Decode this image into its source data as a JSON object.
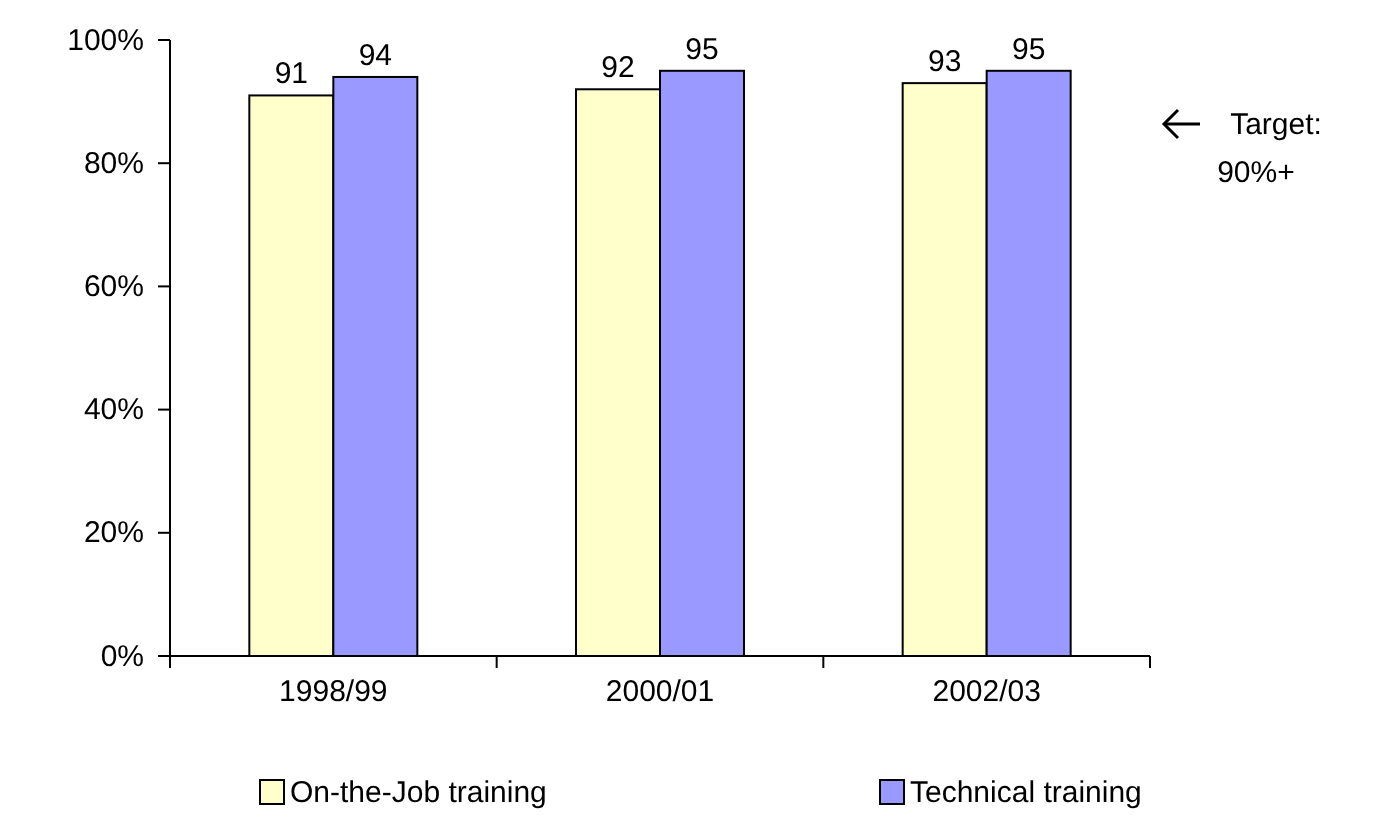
{
  "chart_data": {
    "type": "bar",
    "categories": [
      "1998/99",
      "2000/01",
      "2002/03"
    ],
    "series": [
      {
        "name": "On-the-Job training",
        "color": "#ffffcc",
        "values": [
          91,
          92,
          93
        ]
      },
      {
        "name": "Technical training",
        "color": "#9999ff",
        "values": [
          94,
          95,
          95
        ]
      }
    ],
    "ylim": [
      0,
      100
    ],
    "yticks": [
      {
        "value": 0,
        "label": "0%"
      },
      {
        "value": 20,
        "label": "20%"
      },
      {
        "value": 40,
        "label": "40%"
      },
      {
        "value": 60,
        "label": "60%"
      },
      {
        "value": 80,
        "label": "80%"
      },
      {
        "value": 100,
        "label": "100%"
      }
    ],
    "data_labels": true,
    "legend": "bottom",
    "grid": false,
    "annotations": [
      "Target: 90%+"
    ]
  }
}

------------------------------------

== The problem ==
Leave out the pictures and print each record exactly as it stands.

== Correct result ==
Decode this image into its source data as a JSON object.
{
  "chart_data": {
    "type": "bar",
    "categories": [
      "1998/99",
      "2000/01",
      "2002/03"
    ],
    "series": [
      {
        "name": "On-the-Job training",
        "color": "#ffffcc",
        "values": [
          91,
          92,
          93
        ]
      },
      {
        "name": "Technical training",
        "color": "#9999ff",
        "values": [
          94,
          95,
          95
        ]
      }
    ],
    "ylim": [
      0,
      100
    ],
    "yticks": [
      {
        "value": 0,
        "label": "0%"
      },
      {
        "value": 20,
        "label": "20%"
      },
      {
        "value": 40,
        "label": "40%"
      },
      {
        "value": 60,
        "label": "60%"
      },
      {
        "value": 80,
        "label": "80%"
      },
      {
        "value": 100,
        "label": "100%"
      }
    ],
    "data_labels": true,
    "legend": "bottom",
    "grid": false,
    "annotations": [
      "Target: 90%+"
    ]
  }
}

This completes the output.